Entries supplied
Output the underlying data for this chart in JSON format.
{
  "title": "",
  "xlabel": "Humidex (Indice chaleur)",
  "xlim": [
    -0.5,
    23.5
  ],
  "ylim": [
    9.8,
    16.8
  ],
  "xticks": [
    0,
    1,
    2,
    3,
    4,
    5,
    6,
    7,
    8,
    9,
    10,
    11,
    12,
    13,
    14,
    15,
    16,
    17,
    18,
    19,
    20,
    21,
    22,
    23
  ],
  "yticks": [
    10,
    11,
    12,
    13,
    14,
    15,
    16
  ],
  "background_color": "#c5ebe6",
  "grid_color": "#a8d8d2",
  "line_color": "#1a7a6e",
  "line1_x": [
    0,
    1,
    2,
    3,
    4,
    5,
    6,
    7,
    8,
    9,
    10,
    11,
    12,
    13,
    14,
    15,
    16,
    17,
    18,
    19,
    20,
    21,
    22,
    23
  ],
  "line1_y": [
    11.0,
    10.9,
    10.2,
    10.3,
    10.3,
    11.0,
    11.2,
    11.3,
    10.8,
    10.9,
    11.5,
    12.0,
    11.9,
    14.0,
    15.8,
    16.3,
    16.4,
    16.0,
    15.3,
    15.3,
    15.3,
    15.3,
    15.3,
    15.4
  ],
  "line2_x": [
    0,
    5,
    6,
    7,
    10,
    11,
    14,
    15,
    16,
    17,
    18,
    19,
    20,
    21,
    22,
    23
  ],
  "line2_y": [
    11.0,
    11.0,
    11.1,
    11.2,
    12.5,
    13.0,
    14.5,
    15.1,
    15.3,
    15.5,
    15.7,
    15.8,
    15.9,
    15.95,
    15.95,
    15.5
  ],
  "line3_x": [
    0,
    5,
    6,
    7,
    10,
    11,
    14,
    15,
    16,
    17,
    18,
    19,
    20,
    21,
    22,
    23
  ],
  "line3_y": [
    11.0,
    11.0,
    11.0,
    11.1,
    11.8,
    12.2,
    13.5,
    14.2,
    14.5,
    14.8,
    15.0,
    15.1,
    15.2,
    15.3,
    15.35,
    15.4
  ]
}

Written problem
Each line in the material above must be retyped without alteration.

Response below
Output the underlying data for this chart in JSON format.
{
  "title": "",
  "xlabel": "Humidex (Indice chaleur)",
  "xlim": [
    -0.5,
    23.5
  ],
  "ylim": [
    9.8,
    16.8
  ],
  "xticks": [
    0,
    1,
    2,
    3,
    4,
    5,
    6,
    7,
    8,
    9,
    10,
    11,
    12,
    13,
    14,
    15,
    16,
    17,
    18,
    19,
    20,
    21,
    22,
    23
  ],
  "yticks": [
    10,
    11,
    12,
    13,
    14,
    15,
    16
  ],
  "background_color": "#c5ebe6",
  "grid_color": "#a8d8d2",
  "line_color": "#1a7a6e",
  "line1_x": [
    0,
    1,
    2,
    3,
    4,
    5,
    6,
    7,
    8,
    9,
    10,
    11,
    12,
    13,
    14,
    15,
    16,
    17,
    18,
    19,
    20,
    21,
    22,
    23
  ],
  "line1_y": [
    11.0,
    10.9,
    10.2,
    10.3,
    10.3,
    11.0,
    11.2,
    11.3,
    10.8,
    10.9,
    11.5,
    12.0,
    11.9,
    14.0,
    15.8,
    16.3,
    16.4,
    16.0,
    15.3,
    15.3,
    15.3,
    15.3,
    15.3,
    15.4
  ],
  "line2_x": [
    0,
    5,
    6,
    7,
    10,
    11,
    14,
    15,
    16,
    17,
    18,
    19,
    20,
    21,
    22,
    23
  ],
  "line2_y": [
    11.0,
    11.0,
    11.1,
    11.2,
    12.5,
    13.0,
    14.5,
    15.1,
    15.3,
    15.5,
    15.7,
    15.8,
    15.9,
    15.95,
    15.95,
    15.5
  ],
  "line3_x": [
    0,
    5,
    6,
    7,
    10,
    11,
    14,
    15,
    16,
    17,
    18,
    19,
    20,
    21,
    22,
    23
  ],
  "line3_y": [
    11.0,
    11.0,
    11.0,
    11.1,
    11.8,
    12.2,
    13.5,
    14.2,
    14.5,
    14.8,
    15.0,
    15.1,
    15.2,
    15.3,
    15.35,
    15.4
  ]
}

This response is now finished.